(Saved data entries)
# # #

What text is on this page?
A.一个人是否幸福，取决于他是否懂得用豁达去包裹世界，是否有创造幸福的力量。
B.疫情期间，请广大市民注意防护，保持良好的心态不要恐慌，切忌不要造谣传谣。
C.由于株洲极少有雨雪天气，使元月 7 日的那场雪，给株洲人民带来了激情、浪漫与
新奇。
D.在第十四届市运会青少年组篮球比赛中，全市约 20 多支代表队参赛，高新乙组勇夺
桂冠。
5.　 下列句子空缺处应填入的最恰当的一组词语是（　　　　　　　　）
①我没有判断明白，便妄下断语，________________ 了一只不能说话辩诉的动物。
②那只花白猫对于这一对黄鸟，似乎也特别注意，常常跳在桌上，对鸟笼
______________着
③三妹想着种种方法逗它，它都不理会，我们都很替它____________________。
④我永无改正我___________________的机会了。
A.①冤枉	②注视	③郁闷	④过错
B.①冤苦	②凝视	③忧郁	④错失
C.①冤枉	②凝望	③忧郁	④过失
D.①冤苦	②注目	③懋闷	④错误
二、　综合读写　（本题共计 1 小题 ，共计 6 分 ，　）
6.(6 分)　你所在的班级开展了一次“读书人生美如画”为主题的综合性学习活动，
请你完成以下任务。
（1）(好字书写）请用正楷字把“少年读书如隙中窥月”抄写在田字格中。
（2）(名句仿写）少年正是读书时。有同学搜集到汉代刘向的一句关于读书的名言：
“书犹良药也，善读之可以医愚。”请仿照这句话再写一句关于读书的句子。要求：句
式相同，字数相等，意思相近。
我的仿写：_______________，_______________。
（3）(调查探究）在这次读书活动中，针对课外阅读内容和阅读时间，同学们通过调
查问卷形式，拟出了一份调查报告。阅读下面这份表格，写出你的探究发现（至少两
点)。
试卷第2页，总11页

# # #

_Exercise_:
Repeat the preceding lines exactly, please, every one of them.

_Answer to this exercise_:
What text is on this page?
A.一个人是否幸福，取决于他是否懂得用豁达去包裹世界，是否有创造幸福的力量。
B.疫情期间，请广大市民注意防护，保持良好的心态不要恐慌，切忌不要造谣传谣。
C.由于株洲极少有雨雪天气，使元月 7 日的那场雪，给株洲人民带来了激情、浪漫与
新奇。
D.在第十四届市运会青少年组篮球比赛中，全市约 20 多支代表队参赛，高新乙组勇夺
桂冠。
5.　 下列句子空缺处应填入的最恰当的一组词语是（　　　　　　　　）
①我没有判断明白，便妄下断语，________________ 了一只不能说话辩诉的动物。
②那只花白猫对于这一对黄鸟，似乎也特别注意，常常跳在桌上，对鸟笼
______________着
③三妹想着种种方法逗它，它都不理会，我们都很替它____________________。
④我永无改正我___________________的机会了。
A.①冤枉	②注视	③郁闷	④过错
B.①冤苦	②凝视	③忧郁	④错失
C.①冤枉	②凝望	③忧郁	④过失
D.①冤苦	②注目	③懋闷	④错误
二、　综合读写　（本题共计 1 小题 ，共计 6 分 ，　）
6.(6 分)　你所在的班级开展了一次“读书人生美如画”为主题的综合性学习活动，
请你完成以下任务。
（1）(好字书写）请用正楷字把“少年读书如隙中窥月”抄写在田字格中。
（2）(名句仿写）少年正是读书时。有同学搜集到汉代刘向的一句关于读书的名言：
“书犹良药也，善读之可以医愚。”请仿照这句话再写一句关于读书的句子。要求：句
式相同，字数相等，意思相近。
我的仿写：_______________，_______________。
（3）(调查探究）在这次读书活动中，针对课外阅读内容和阅读时间，同学们通过调
查问卷形式，拟出了一份调查报告。阅读下面这份表格，写出你的探究发现（至少两
点)。
试卷第2页，总11页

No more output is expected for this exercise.